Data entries
>>>>>
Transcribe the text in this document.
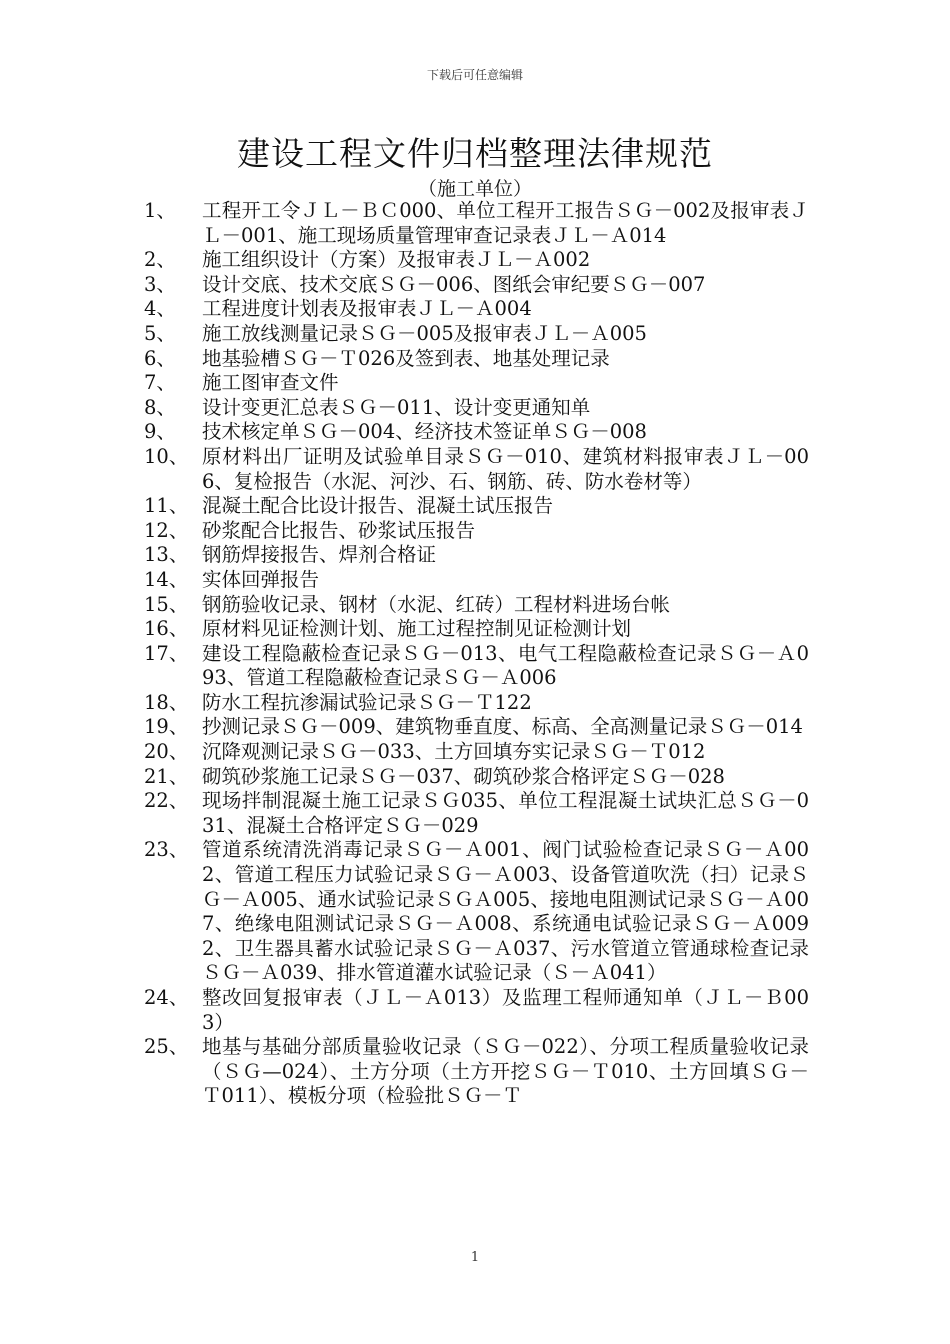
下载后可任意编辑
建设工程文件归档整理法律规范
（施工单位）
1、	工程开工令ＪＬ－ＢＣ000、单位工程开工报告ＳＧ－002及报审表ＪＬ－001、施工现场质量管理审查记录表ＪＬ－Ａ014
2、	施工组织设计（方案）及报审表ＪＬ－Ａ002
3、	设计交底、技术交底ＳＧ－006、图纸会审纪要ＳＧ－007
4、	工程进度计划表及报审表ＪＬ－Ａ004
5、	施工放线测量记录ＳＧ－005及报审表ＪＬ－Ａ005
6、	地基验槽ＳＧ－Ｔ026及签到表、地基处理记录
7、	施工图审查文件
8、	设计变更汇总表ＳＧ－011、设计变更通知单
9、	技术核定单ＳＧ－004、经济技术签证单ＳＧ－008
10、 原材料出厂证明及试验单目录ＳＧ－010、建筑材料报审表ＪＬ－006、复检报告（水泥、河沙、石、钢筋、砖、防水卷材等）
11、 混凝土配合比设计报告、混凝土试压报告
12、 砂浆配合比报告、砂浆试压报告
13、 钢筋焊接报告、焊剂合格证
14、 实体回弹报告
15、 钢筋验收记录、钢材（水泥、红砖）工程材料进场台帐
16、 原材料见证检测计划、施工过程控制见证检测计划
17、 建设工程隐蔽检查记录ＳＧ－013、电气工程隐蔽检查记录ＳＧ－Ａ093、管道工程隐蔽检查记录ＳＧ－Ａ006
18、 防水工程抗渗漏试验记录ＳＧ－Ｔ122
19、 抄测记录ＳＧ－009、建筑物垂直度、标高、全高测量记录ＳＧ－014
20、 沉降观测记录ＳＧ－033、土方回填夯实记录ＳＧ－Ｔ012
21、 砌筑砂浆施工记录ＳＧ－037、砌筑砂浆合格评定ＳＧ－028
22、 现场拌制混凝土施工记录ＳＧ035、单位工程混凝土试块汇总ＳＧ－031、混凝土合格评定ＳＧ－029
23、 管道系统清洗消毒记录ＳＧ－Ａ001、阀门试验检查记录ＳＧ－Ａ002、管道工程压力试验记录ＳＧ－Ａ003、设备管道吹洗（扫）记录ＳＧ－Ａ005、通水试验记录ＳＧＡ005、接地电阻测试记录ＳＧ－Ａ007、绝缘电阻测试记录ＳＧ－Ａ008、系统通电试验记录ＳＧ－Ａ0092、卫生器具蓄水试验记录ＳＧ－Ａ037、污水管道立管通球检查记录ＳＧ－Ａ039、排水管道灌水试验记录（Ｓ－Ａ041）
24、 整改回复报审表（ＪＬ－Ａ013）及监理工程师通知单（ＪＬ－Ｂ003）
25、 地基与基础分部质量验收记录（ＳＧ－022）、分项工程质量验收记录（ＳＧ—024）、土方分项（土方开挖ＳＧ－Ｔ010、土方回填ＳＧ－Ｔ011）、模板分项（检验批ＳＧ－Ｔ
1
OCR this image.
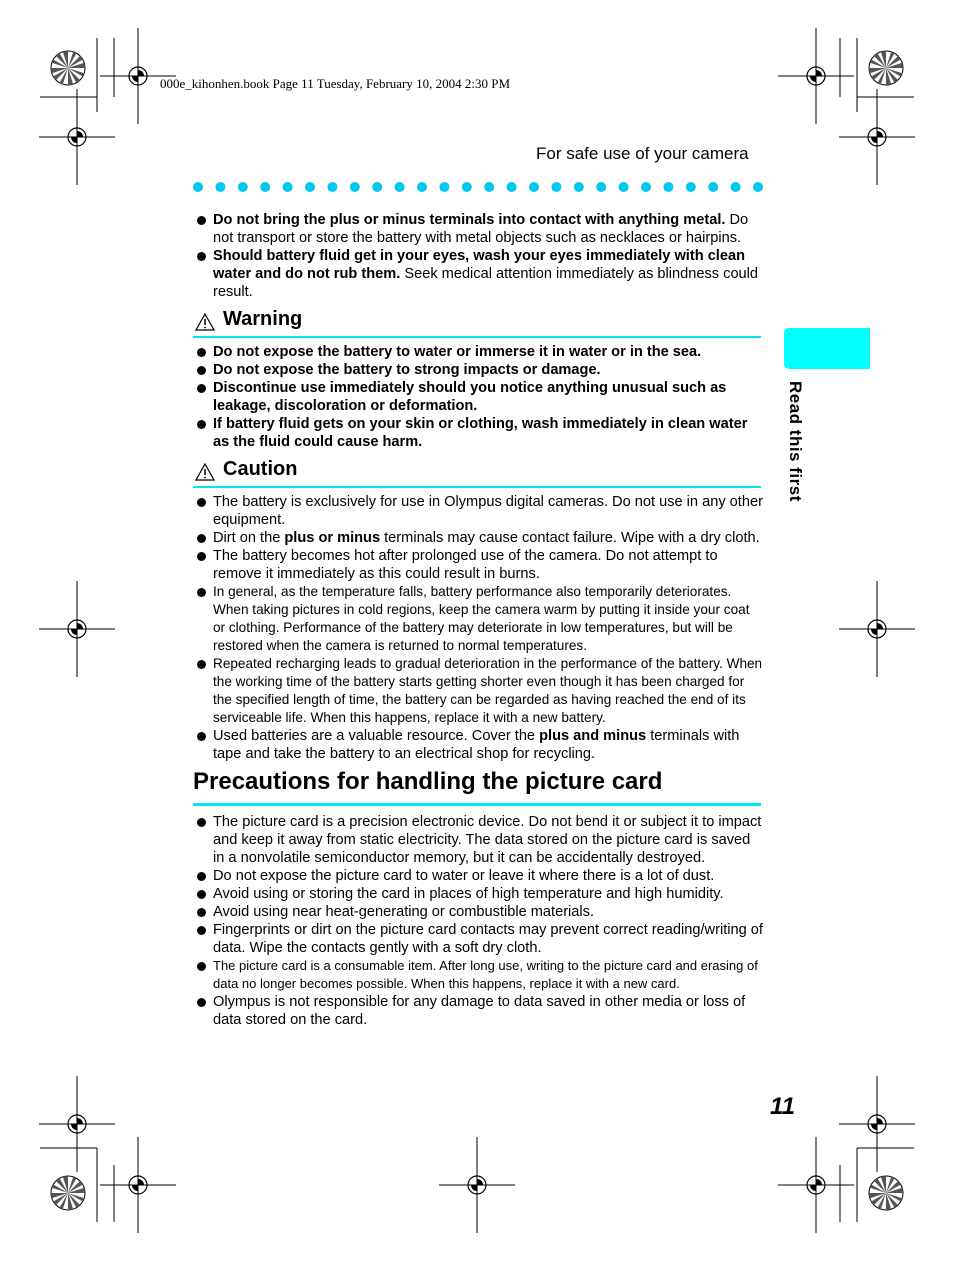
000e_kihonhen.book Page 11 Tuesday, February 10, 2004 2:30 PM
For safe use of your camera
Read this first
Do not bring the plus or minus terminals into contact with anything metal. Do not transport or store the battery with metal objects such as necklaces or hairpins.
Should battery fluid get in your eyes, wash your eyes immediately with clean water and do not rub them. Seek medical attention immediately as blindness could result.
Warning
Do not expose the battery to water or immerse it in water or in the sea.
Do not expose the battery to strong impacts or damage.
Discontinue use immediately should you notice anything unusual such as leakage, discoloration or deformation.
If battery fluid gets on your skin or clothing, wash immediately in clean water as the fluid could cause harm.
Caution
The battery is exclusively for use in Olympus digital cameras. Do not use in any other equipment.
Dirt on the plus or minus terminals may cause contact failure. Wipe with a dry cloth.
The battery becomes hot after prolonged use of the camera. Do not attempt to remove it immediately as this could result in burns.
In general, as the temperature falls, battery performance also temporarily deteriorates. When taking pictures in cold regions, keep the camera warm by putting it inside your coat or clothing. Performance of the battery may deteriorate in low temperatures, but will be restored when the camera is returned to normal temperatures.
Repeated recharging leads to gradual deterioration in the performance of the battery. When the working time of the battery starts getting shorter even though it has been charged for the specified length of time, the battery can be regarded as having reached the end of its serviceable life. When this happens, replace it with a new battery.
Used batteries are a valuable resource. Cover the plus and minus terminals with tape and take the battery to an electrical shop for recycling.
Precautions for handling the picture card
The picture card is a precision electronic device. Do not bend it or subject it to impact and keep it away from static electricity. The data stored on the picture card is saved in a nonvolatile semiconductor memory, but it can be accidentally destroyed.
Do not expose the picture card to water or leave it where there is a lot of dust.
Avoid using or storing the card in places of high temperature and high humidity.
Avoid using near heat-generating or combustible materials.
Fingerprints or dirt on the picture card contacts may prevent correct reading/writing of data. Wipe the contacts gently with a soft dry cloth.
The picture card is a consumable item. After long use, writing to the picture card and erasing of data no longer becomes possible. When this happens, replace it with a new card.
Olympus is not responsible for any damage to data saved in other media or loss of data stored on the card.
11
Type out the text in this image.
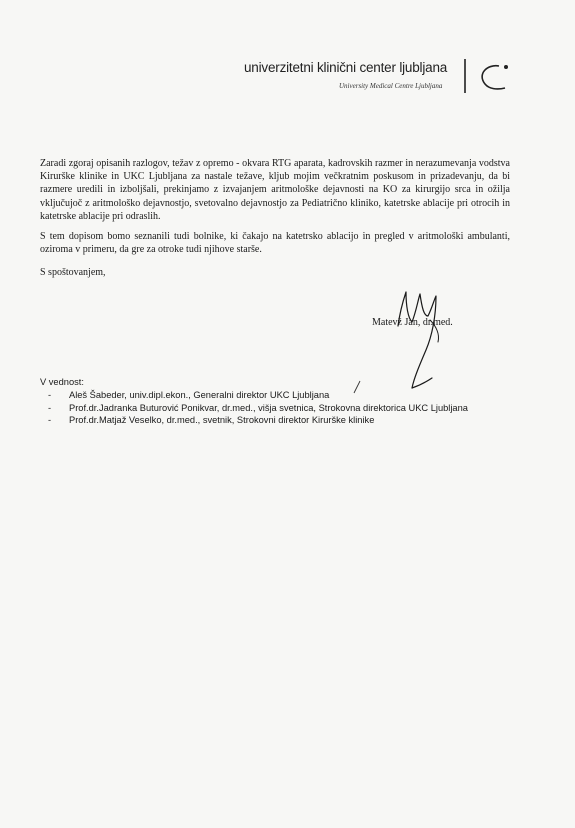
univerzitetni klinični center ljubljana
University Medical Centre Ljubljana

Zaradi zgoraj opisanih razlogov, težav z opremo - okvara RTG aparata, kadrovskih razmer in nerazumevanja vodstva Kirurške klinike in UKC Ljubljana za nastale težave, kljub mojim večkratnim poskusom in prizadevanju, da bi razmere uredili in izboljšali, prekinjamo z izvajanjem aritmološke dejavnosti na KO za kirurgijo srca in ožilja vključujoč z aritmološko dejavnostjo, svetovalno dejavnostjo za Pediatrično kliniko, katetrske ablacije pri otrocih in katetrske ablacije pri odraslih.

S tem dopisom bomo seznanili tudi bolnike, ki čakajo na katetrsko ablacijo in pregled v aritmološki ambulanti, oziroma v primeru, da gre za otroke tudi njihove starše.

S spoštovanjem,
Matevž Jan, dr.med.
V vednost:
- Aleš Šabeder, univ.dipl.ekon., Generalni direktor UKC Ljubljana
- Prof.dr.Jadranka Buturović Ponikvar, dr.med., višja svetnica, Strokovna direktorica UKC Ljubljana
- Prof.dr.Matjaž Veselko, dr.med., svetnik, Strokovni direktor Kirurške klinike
<<<<<
Will you set down the records word for word while leaving out every picture?

Transcribe the text in this document.
下载后可任意编辑
建设工程文件归档整理法律规范
（施工单位）
1、	工程开工令ＪＬ－ＢＣ000、单位工程开工报告ＳＧ－002及报审表ＪＬ－001、施工现场质量管理审查记录表ＪＬ－Ａ014
2、	施工组织设计（方案）及报审表ＪＬ－Ａ002
3、	设计交底、技术交底ＳＧ－006、图纸会审纪要ＳＧ－007
4、	工程进度计划表及报审表ＪＬ－Ａ004
5、	施工放线测量记录ＳＧ－005及报审表ＪＬ－Ａ005
6、	地基验槽ＳＧ－Ｔ026及签到表、地基处理记录
7、	施工图审查文件
8、	设计变更汇总表ＳＧ－011、设计变更通知单
9、	技术核定单ＳＧ－004、经济技术签证单ＳＧ－008
10、 原材料出厂证明及试验单目录ＳＧ－010、建筑材料报审表ＪＬ－006、复检报告（水泥、河沙、石、钢筋、砖、防水卷材等）
11、 混凝土配合比设计报告、混凝土试压报告
12、 砂浆配合比报告、砂浆试压报告
13、 钢筋焊接报告、焊剂合格证
14、 实体回弹报告
15、 钢筋验收记录、钢材（水泥、红砖）工程材料进场台帐
16、 原材料见证检测计划、施工过程控制见证检测计划
17、 建设工程隐蔽检查记录ＳＧ－013、电气工程隐蔽检查记录ＳＧ－Ａ093、管道工程隐蔽检查记录ＳＧ－Ａ006
18、 防水工程抗渗漏试验记录ＳＧ－Ｔ122
19、 抄测记录ＳＧ－009、建筑物垂直度、标高、全高测量记录ＳＧ－014
20、 沉降观测记录ＳＧ－033、土方回填夯实记录ＳＧ－Ｔ012
21、 砌筑砂浆施工记录ＳＧ－037、砌筑砂浆合格评定ＳＧ－028
22、 现场拌制混凝土施工记录ＳＧ035、单位工程混凝土试块汇总ＳＧ－031、混凝土合格评定ＳＧ－029
23、 管道系统清洗消毒记录ＳＧ－Ａ001、阀门试验检查记录ＳＧ－Ａ002、管道工程压力试验记录ＳＧ－Ａ003、设备管道吹洗（扫）记录ＳＧ－Ａ005、通水试验记录ＳＧＡ005、接地电阻测试记录ＳＧ－Ａ007、绝缘电阻测试记录ＳＧ－Ａ008、系统通电试验记录ＳＧ－Ａ0092、卫生器具蓄水试验记录ＳＧ－Ａ037、污水管道立管通球检查记录ＳＧ－Ａ039、排水管道灌水试验记录（Ｓ－Ａ041）
24、 整改回复报审表（ＪＬ－Ａ013）及监理工程师通知单（ＪＬ－Ｂ003）
25、 地基与基础分部质量验收记录（ＳＧ－022）、分项工程质量验收记录（ＳＧ—024）、土方分项（土方开挖ＳＧ－Ｔ010、土方回填ＳＧ－Ｔ011）、模板分项（检验批ＳＧ－Ｔ
1
OCR this image.
000e_kihonhen.book Page 11 Tuesday, February 10, 2004 2:30 PM
For safe use of your camera
Read this first
Do not bring the plus or minus terminals into contact with anything metal. Do not transport or store the battery with metal objects such as necklaces or hairpins.
Should battery fluid get in your eyes, wash your eyes immediately with clean water and do not rub them. Seek medical attention immediately as blindness could result.
Warning
Do not expose the battery to water or immerse it in water or in the sea.
Do not expose the battery to strong impacts or damage.
Discontinue use immediately should you notice anything unusual such as leakage, discoloration or deformation.
If battery fluid gets on your skin or clothing, wash immediately in clean water as the fluid could cause harm.
Caution
The battery is exclusively for use in Olympus digital cameras. Do not use in any other equipment.
Dirt on the plus or minus terminals may cause contact failure. Wipe with a dry cloth.
The battery becomes hot after prolonged use of the camera. Do not attempt to remove it immediately as this could result in burns.
In general, as the temperature falls, battery performance also temporarily deteriorates. When taking pictures in cold regions, keep the camera warm by putting it inside your coat or clothing. Performance of the battery may deteriorate in low temperatures, but will be restored when the camera is returned to normal temperatures.
Repeated recharging leads to gradual deterioration in the performance of the battery. When the working time of the battery starts getting shorter even though it has been charged for the specified length of time, the battery can be regarded as having reached the end of its serviceable life. When this happens, replace it with a new battery.
Used batteries are a valuable resource. Cover the plus and minus terminals with tape and take the battery to an electrical shop for recycling.
Precautions for handling the picture card
The picture card is a precision electronic device. Do not bend it or subject it to impact and keep it away from static electricity. The data stored on the picture card is saved in a nonvolatile semiconductor memory, but it can be accidentally destroyed.
Do not expose the picture card to water or leave it where there is a lot of dust.
Avoid using or storing the card in places of high temperature and high humidity.
Avoid using near heat-generating or combustible materials.
Fingerprints or dirt on the picture card contacts may prevent correct reading/writing of data. Wipe the contacts gently with a soft dry cloth.
The picture card is a consumable item. After long use, writing to the picture card and erasing of data no longer becomes possible. When this happens, replace it with a new card.
Olympus is not responsible for any damage to data saved in other media or loss of data stored on the card.
11
Type out the text in this image.
univerzitetni klinični center ljubljana
University Medical Centre Ljubljana

Zaradi zgoraj opisanih razlogov, težav z opremo - okvara RTG aparata, kadrovskih razmer in nerazumevanja vodstva Kirurške klinike in UKC Ljubljana za nastale težave, kljub mojim večkratnim poskusom in prizadevanju, da bi razmere uredili in izboljšali, prekinjamo z izvajanjem aritmološke dejavnosti na KO za kirurgijo srca in ožilja vključujoč z aritmološko dejavnostjo, svetovalno dejavnostjo za Pediatrično kliniko, katetrske ablacije pri otrocih in katetrske ablacije pri odraslih.

S tem dopisom bomo seznanili tudi bolnike, ki čakajo na katetrsko ablacijo in pregled v aritmološki ambulanti, oziroma v primeru, da gre za otroke tudi njihove starše.

S spoštovanjem,
Matevž Jan, dr.med.
V vednost:
- Aleš Šabeder, univ.dipl.ekon., Generalni direktor UKC Ljubljana
- Prof.dr.Jadranka Buturović Ponikvar, dr.med., višja svetnica, Strokovna direktorica UKC Ljubljana
- Prof.dr.Matjaž Veselko, dr.med., svetnik, Strokovni direktor Kirurške klinike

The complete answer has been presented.